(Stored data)
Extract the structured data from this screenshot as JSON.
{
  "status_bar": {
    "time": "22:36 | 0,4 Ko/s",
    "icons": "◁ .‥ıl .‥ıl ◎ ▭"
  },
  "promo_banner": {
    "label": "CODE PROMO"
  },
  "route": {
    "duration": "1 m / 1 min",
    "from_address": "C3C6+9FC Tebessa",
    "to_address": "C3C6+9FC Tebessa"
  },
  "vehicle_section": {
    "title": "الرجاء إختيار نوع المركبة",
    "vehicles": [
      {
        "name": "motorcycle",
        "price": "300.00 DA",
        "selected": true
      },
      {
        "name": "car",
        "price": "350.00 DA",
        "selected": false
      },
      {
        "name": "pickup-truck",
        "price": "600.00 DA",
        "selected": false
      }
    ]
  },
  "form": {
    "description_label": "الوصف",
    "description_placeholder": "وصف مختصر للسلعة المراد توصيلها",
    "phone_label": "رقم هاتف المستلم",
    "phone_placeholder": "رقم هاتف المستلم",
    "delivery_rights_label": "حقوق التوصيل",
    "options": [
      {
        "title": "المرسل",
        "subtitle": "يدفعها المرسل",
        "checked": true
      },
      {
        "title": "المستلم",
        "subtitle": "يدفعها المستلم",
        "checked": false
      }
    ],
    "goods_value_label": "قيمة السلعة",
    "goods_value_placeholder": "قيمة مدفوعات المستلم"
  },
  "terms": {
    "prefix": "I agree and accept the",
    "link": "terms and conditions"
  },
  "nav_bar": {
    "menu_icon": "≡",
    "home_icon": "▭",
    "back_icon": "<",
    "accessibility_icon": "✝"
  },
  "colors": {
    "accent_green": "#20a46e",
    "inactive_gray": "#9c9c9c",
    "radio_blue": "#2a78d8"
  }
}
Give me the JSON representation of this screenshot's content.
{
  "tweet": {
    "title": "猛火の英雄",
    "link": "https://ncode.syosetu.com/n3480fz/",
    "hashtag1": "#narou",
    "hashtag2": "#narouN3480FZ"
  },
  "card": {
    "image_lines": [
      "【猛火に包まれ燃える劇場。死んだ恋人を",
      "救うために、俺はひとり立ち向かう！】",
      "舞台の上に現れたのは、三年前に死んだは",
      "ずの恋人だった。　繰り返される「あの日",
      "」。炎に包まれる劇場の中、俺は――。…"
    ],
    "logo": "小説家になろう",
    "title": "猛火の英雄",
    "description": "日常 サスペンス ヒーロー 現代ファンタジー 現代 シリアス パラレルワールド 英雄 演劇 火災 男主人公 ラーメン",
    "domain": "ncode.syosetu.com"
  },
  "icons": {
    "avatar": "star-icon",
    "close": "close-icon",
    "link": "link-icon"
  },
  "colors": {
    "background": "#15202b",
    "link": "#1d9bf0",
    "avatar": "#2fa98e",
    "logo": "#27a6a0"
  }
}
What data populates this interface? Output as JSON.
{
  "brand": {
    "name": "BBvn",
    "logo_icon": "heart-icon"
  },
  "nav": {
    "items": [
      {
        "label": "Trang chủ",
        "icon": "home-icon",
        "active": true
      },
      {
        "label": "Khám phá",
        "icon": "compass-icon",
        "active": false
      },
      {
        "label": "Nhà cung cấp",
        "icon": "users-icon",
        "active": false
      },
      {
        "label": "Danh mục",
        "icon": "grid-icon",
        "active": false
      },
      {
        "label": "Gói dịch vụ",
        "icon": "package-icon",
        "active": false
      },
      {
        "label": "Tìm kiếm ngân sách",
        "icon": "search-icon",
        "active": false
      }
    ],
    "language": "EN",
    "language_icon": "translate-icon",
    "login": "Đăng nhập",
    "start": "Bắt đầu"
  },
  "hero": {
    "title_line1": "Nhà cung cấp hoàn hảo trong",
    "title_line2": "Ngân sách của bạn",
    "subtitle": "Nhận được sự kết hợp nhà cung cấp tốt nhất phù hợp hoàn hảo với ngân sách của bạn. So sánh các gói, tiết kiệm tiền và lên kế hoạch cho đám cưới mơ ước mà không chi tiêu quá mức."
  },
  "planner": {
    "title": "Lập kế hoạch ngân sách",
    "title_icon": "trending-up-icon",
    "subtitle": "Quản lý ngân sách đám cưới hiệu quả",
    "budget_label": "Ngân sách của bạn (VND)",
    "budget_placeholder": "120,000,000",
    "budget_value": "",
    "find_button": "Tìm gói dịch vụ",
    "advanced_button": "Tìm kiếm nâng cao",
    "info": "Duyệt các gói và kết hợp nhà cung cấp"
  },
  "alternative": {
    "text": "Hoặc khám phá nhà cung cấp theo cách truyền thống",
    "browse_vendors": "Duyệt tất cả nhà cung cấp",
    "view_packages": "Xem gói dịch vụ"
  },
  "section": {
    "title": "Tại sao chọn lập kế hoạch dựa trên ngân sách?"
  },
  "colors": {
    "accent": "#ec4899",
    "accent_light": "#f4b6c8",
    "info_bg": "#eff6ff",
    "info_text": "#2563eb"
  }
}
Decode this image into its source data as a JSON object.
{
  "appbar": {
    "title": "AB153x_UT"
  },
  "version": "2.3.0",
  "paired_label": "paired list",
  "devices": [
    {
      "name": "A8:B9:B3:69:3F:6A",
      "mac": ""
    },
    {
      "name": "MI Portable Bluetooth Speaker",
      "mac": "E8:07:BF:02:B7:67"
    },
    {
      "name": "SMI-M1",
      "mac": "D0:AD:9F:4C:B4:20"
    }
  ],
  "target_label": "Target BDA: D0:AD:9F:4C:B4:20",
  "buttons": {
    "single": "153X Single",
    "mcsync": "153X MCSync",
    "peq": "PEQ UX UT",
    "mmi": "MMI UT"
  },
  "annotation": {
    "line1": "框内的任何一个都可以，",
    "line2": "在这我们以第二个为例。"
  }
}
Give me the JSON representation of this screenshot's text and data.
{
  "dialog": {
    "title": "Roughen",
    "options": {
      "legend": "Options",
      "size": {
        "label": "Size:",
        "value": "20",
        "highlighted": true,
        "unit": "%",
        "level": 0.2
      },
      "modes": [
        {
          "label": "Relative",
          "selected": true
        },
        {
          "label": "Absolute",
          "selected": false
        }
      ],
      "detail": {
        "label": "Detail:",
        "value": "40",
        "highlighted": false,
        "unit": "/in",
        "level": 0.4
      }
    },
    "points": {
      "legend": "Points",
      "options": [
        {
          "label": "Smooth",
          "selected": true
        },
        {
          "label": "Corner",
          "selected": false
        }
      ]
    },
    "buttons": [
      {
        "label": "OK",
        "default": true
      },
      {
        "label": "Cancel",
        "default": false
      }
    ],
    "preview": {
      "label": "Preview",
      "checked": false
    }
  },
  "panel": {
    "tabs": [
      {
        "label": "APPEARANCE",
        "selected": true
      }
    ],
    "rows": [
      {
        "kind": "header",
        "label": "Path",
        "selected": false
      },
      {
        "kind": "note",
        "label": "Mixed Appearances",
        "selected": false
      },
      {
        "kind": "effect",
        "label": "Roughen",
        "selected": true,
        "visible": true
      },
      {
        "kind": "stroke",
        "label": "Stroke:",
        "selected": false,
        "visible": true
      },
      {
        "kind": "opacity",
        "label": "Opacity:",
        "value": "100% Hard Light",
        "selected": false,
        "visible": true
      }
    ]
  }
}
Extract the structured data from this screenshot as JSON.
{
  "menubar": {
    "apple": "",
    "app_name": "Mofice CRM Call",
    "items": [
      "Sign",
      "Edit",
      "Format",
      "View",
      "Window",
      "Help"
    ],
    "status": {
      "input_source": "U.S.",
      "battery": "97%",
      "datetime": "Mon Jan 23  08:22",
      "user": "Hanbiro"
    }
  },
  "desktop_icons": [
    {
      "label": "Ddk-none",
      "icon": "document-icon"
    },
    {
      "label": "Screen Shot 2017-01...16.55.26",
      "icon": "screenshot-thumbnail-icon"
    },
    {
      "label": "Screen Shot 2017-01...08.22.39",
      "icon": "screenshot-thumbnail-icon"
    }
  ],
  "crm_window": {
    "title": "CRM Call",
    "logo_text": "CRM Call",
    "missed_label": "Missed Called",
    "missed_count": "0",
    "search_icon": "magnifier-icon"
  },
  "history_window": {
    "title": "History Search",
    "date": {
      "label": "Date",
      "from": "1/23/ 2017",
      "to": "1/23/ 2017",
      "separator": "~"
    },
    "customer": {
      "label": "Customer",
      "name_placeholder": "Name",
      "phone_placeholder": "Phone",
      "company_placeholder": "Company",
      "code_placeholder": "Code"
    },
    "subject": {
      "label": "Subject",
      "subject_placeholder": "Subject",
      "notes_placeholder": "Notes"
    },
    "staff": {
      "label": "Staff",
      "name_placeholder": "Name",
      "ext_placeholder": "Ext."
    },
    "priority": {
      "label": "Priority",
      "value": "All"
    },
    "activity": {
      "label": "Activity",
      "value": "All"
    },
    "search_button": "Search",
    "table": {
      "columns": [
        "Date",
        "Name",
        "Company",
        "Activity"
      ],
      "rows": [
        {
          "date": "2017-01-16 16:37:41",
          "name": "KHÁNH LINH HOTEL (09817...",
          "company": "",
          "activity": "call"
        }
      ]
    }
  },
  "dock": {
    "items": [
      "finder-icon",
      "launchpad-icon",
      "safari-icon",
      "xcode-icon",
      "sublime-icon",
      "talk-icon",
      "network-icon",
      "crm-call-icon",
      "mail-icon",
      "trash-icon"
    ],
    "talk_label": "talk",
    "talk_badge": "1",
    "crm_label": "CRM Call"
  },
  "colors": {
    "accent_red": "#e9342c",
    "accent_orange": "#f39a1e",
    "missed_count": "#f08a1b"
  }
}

• **WHAT YOU SHOULD DO**: Count up the lines in the listing that hold the word "link", and give that number only.

• **OUTPUT**: 4